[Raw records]
——

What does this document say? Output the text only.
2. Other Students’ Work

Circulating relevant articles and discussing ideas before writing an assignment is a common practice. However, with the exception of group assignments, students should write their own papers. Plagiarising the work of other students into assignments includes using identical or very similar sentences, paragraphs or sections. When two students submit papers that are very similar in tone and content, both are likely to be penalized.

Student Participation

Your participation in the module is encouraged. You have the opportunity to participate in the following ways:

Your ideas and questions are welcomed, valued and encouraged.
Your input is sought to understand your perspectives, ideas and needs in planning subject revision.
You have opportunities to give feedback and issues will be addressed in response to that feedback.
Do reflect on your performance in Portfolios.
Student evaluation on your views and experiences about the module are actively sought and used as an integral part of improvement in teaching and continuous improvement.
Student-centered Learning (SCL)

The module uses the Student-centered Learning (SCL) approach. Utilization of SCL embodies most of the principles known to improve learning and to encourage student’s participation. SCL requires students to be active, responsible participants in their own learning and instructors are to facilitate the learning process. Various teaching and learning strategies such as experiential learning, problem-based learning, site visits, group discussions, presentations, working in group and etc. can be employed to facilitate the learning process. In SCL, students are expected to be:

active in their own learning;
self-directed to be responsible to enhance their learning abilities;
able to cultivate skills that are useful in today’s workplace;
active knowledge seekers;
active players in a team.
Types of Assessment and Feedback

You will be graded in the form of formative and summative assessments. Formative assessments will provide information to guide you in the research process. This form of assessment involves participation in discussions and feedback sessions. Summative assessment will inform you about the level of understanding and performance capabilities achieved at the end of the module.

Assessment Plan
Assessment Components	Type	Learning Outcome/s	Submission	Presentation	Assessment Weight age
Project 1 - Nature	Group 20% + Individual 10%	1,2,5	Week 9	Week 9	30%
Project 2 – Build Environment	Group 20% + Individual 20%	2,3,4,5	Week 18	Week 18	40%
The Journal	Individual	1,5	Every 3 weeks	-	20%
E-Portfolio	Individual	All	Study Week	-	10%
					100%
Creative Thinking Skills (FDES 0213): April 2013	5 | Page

——

Please set down the whole listing above without altering a single line.

What does this document say? Output the text only.
2. Other Students’ Work

Circulating relevant articles and discussing ideas before writing an assignment is a common practice. However, with the exception of group assignments, students should write their own papers. Plagiarising the work of other students into assignments includes using identical or very similar sentences, paragraphs or sections. When two students submit papers that are very similar in tone and content, both are likely to be penalized.

Student Participation

Your participation in the module is encouraged. You have the opportunity to participate in the following ways:

Your ideas and questions are welcomed, valued and encouraged.
Your input is sought to understand your perspectives, ideas and needs in planning subject revision.
You have opportunities to give feedback and issues will be addressed in response to that feedback.
Do reflect on your performance in Portfolios.
Student evaluation on your views and experiences about the module are actively sought and used as an integral part of improvement in teaching and continuous improvement.
Student-centered Learning (SCL)

The module uses the Student-centered Learning (SCL) approach. Utilization of SCL embodies most of the principles known to improve learning and to encourage student’s participation. SCL requires students to be active, responsible participants in their own learning and instructors are to facilitate the learning process. Various teaching and learning strategies such as experiential learning, problem-based learning, site visits, group discussions, presentations, working in group and etc. can be employed to facilitate the learning process. In SCL, students are expected to be:

active in their own learning;
self-directed to be responsible to enhance their learning abilities;
able to cultivate skills that are useful in today’s workplace;
active knowledge seekers;
active players in a team.
Types of Assessment and Feedback

You will be graded in the form of formative and summative assessments. Formative assessments will provide information to guide you in the research process. This form of assessment involves participation in discussions and feedback sessions. Summative assessment will inform you about the level of understanding and performance capabilities achieved at the end of the module.

Assessment Plan
Assessment Components	Type	Learning Outcome/s	Submission	Presentation	Assessment Weight age
Project 1 - Nature	Group 20% + Individual 10%	1,2,5	Week 9	Week 9	30%
Project 2 – Build Environment	Group 20% + Individual 20%	2,3,4,5	Week 18	Week 18	40%
The Journal	Individual	1,5	Every 3 weeks	-	20%
E-Portfolio	Individual	All	Study Week	-	10%
					100%
Creative Thinking Skills (FDES 0213): April 2013	5 | Page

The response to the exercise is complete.